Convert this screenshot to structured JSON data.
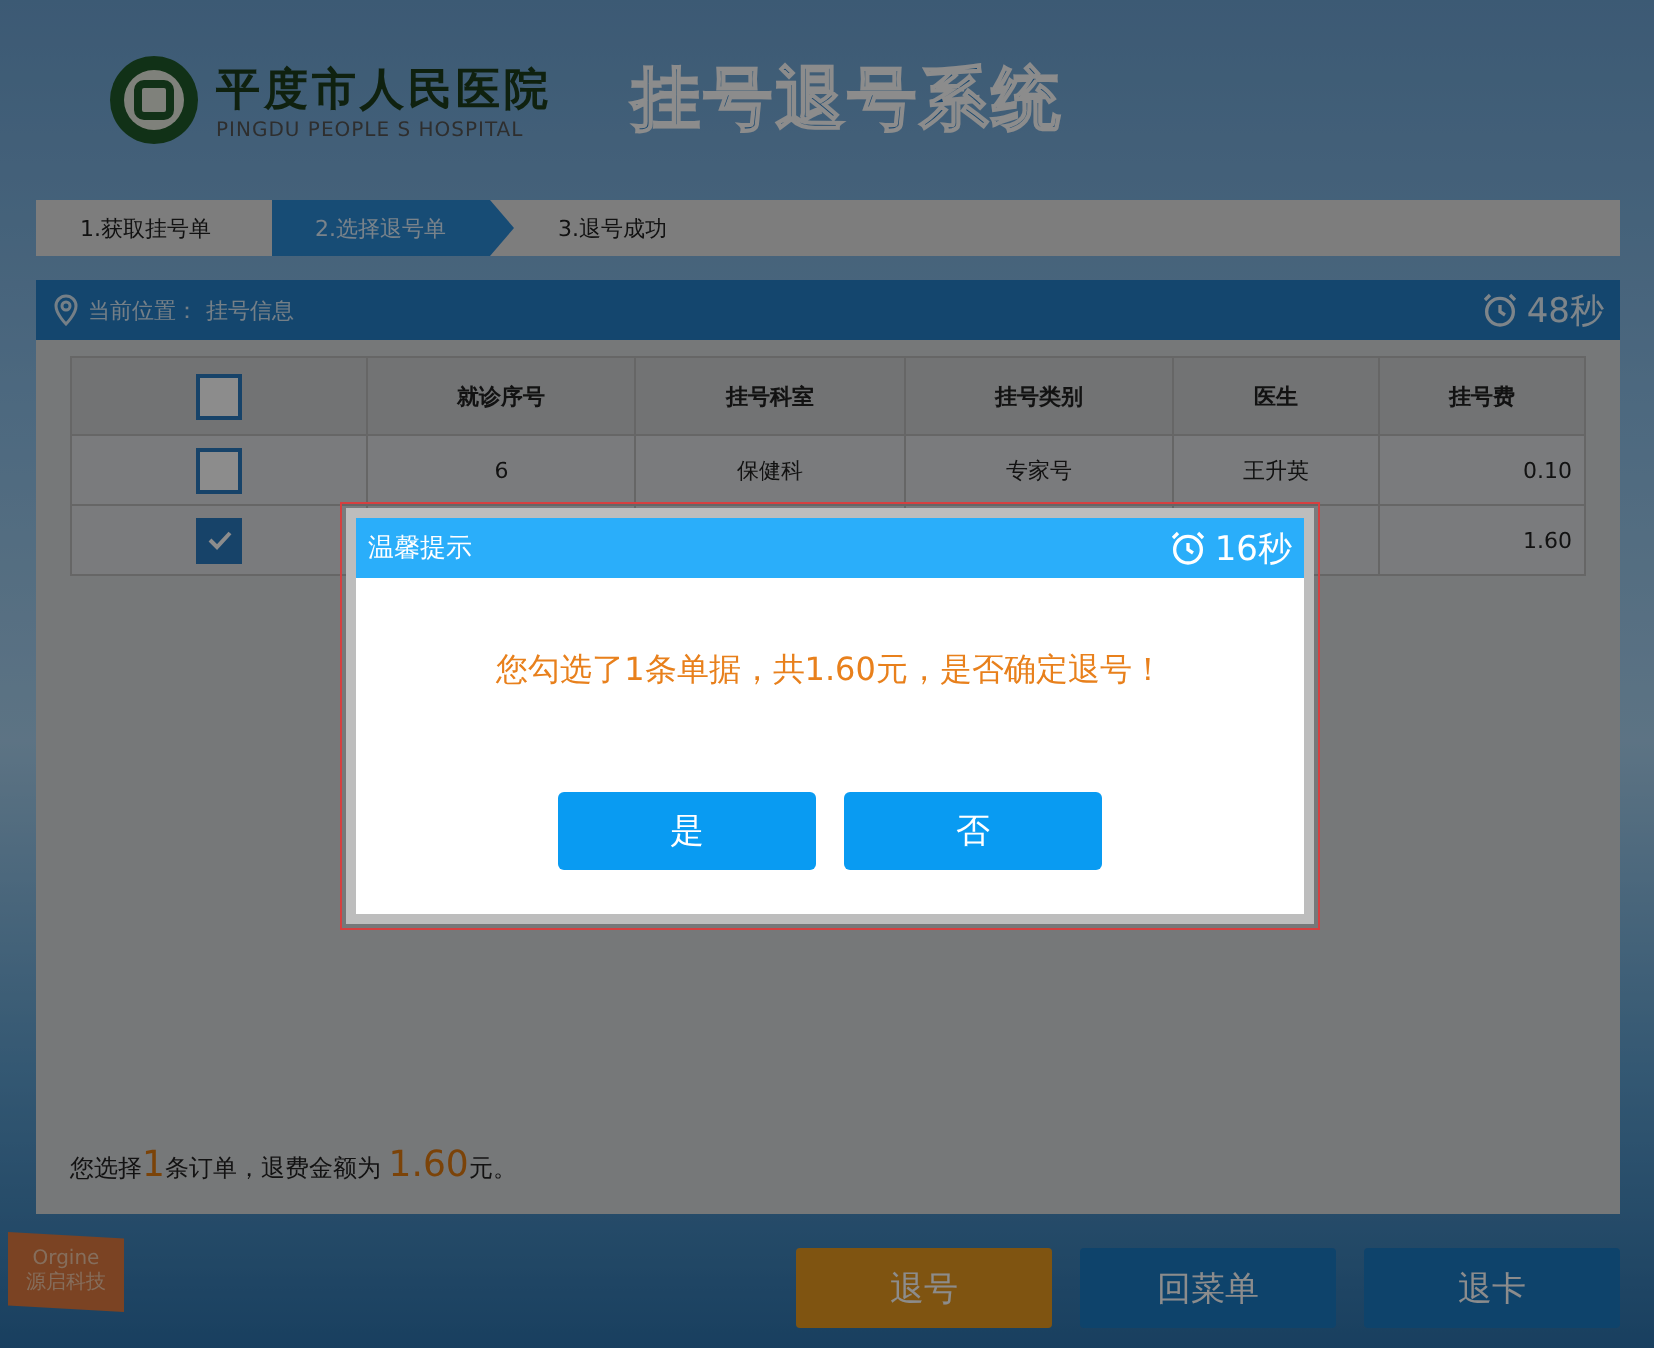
{
  "header": {
    "hospital_name": "平度市人民医院",
    "hospital_name_en": "PINGDU PEOPLE S HOSPITAL",
    "system_title": "挂号退号系统"
  },
  "steps": [
    {
      "label": "1.获取挂号单",
      "selected": false
    },
    {
      "label": "2.选择退号单",
      "selected": true
    },
    {
      "label": "3.退号成功",
      "selected": false
    }
  ],
  "location_bar": {
    "label": "当前位置：",
    "value": "挂号信息",
    "countdown": "48秒"
  },
  "table": {
    "header_checked": false,
    "columns": [
      "就诊序号",
      "挂号科室",
      "挂号类别",
      "医生",
      "挂号费"
    ],
    "rows": [
      {
        "checked": false,
        "cells": [
          "6",
          "保健科",
          "专家号",
          "王升英",
          "0.10"
        ]
      },
      {
        "checked": true,
        "cells": [
          null,
          null,
          null,
          null,
          "1.60"
        ]
      }
    ]
  },
  "summary": "您选择**1**条订单，退费金额为 **1.60**元。",
  "buttons": [
    {
      "label": "退号",
      "kind": "warning"
    },
    {
      "label": "回菜单",
      "kind": "normal"
    },
    {
      "label": "退卡",
      "kind": "normal"
    }
  ],
  "brand_flag": {
    "name": "Orgine",
    "subtitle": "源启科技"
  },
  "dialog": {
    "title": "温馨提示",
    "countdown": "16秒",
    "message": "您勾选了1条单据，共1.60元，是否确定退号！",
    "buttons": [
      "是",
      "否"
    ]
  }
}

→ Stated goal:
Reproduce each line exactly, please, except for any pictures.

→ Final result:
Convert this screenshot to structured JSON data.
{
  "header": {
    "hospital_name": "平度市人民医院",
    "hospital_name_en": "PINGDU PEOPLE S HOSPITAL",
    "system_title": "挂号退号系统"
  },
  "steps": [
    {
      "label": "1.获取挂号单",
      "selected": false
    },
    {
      "label": "2.选择退号单",
      "selected": true
    },
    {
      "label": "3.退号成功",
      "selected": false
    }
  ],
  "location_bar": {
    "label": "当前位置：",
    "value": "挂号信息",
    "countdown": "48秒"
  },
  "table": {
    "header_checked": false,
    "columns": [
      "就诊序号",
      "挂号科室",
      "挂号类别",
      "医生",
      "挂号费"
    ],
    "rows": [
      {
        "checked": false,
        "cells": [
          "6",
          "保健科",
          "专家号",
          "王升英",
          "0.10"
        ]
      },
      {
        "checked": true,
        "cells": [
          null,
          null,
          null,
          null,
          "1.60"
        ]
      }
    ]
  },
  "summary": "您选择**1**条订单，退费金额为 **1.60**元。",
  "buttons": [
    {
      "label": "退号",
      "kind": "warning"
    },
    {
      "label": "回菜单",
      "kind": "normal"
    },
    {
      "label": "退卡",
      "kind": "normal"
    }
  ],
  "brand_flag": {
    "name": "Orgine",
    "subtitle": "源启科技"
  },
  "dialog": {
    "title": "温馨提示",
    "countdown": "16秒",
    "message": "您勾选了1条单据，共1.60元，是否确定退号！",
    "buttons": [
      "是",
      "否"
    ]
  }
}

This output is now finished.